_What to do_
Summarize the text on Magna Carta's influence in two sentences.

_Text section_
The development of Parliamentary sovereignty in the British Isles did not constitutionally affect the Thirteen Colonies, which retained an adherence to English common law, but it would come to directly affect the relationship between Britain and the colonies.[77] When American colonists raised arms against Britain, they were fighting not so much for new freedom, but to preserve liberties and rights, as believed to be enshrined in the Magna Carta and the Bill of Rights. American Revolutionaries would supplement this with ideas of natural right.

In 1787 when the revolutionaries gathered to draft a constitution they built upon the legal system they knew and admired, English common law, and on Lockean philosophy.

The American Constitution is the "supreme law of the land", recalling the manner in which Magna Carta had come to be regarded as fundamental law. This heritage is quite apparent. In comparing Magna Carta with the Bill of Rights: the Fifth Amendment guarantees: "No person shall be deprived of life, liberty or property without due process of law." In addition, the United States Constitution included a similar writ in the Suspension Clause, article 1, section 9: "The privilege of the writ habeas corpus shall not be suspended, unless when in cases of rebellion or invasion, the public safety may require it." Each of these proclaim no man may be imprisoned or detained without proof that they did wrong. The Ninth Amendment to the United States Constitution states that, "The enumeration in the Constitution, of certain rights, shall not be construed to deny or disparage others retained by the people." The framers of the United States Constitution wished to ensure that rights they already held, such as those provided by the Magna Carta, were not lost unless explicitly curtailed in the new United States Constitution.[78][79]

The United States Supreme Court has explicitly referenced Lord Coke's analysis of Magna Carta as an antecedent of the Sixth Amendment's right to a speedy trial.[80]
[edit] Nineteenth Century and beyond

Whilst radicals such as Sir Francis Burdett believed that Magna Carta could not be repealed, the 19th century would see the beginning of the repeal of many of the clauses of Magna Carta. The clauses were either obsolete and/or had been replaced by later legislation.

_Stored data entries_
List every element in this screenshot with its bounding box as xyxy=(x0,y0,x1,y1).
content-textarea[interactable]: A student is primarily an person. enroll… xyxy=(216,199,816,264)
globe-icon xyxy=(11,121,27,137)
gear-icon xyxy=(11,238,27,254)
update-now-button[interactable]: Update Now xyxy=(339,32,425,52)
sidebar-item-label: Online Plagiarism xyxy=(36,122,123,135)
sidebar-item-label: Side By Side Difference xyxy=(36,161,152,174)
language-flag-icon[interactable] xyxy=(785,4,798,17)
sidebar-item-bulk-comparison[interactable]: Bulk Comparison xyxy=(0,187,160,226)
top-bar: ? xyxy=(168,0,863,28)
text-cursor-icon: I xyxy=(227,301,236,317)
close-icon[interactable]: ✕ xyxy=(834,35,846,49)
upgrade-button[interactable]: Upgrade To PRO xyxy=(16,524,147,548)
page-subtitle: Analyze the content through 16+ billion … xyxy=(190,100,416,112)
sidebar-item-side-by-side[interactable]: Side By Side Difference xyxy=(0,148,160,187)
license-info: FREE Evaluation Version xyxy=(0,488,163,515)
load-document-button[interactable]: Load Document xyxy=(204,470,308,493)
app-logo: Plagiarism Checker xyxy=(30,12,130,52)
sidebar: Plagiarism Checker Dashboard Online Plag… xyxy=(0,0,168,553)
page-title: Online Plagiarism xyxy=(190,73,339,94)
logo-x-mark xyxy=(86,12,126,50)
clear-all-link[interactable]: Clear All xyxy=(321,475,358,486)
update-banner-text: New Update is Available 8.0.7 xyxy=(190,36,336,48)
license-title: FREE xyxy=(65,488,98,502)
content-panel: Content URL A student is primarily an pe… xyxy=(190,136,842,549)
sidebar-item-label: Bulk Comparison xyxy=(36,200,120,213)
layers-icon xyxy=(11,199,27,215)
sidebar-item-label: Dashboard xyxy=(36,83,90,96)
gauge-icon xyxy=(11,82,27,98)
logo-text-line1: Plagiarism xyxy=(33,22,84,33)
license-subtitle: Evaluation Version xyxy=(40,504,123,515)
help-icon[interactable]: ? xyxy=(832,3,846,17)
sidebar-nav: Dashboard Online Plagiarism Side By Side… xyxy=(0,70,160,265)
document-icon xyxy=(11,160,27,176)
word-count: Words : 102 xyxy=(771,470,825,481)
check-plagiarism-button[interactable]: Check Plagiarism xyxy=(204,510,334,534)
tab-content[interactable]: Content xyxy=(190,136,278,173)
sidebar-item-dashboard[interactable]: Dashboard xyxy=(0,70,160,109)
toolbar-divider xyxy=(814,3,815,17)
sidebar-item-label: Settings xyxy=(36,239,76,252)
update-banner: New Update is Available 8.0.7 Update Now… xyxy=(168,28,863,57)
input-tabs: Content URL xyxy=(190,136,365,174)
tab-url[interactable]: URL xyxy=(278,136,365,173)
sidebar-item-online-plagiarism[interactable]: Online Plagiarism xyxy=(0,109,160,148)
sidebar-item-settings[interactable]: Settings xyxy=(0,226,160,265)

_Solution to the exercise_
American revolutionaries fought to preserve liberties they believed were enshrined in Magna Carta and the Bill of Rights, and in 1787 they drafted a constitution built on English common law and Lockean philosophy. The Fifth Amendment's due process guarantee, the habeas corpus Suspension Clause and the Ninth Amendment reflect that heritage, though the 19th century saw many of Magna Carta's clauses begin to be repealed as obsolete or replaced by later legislation.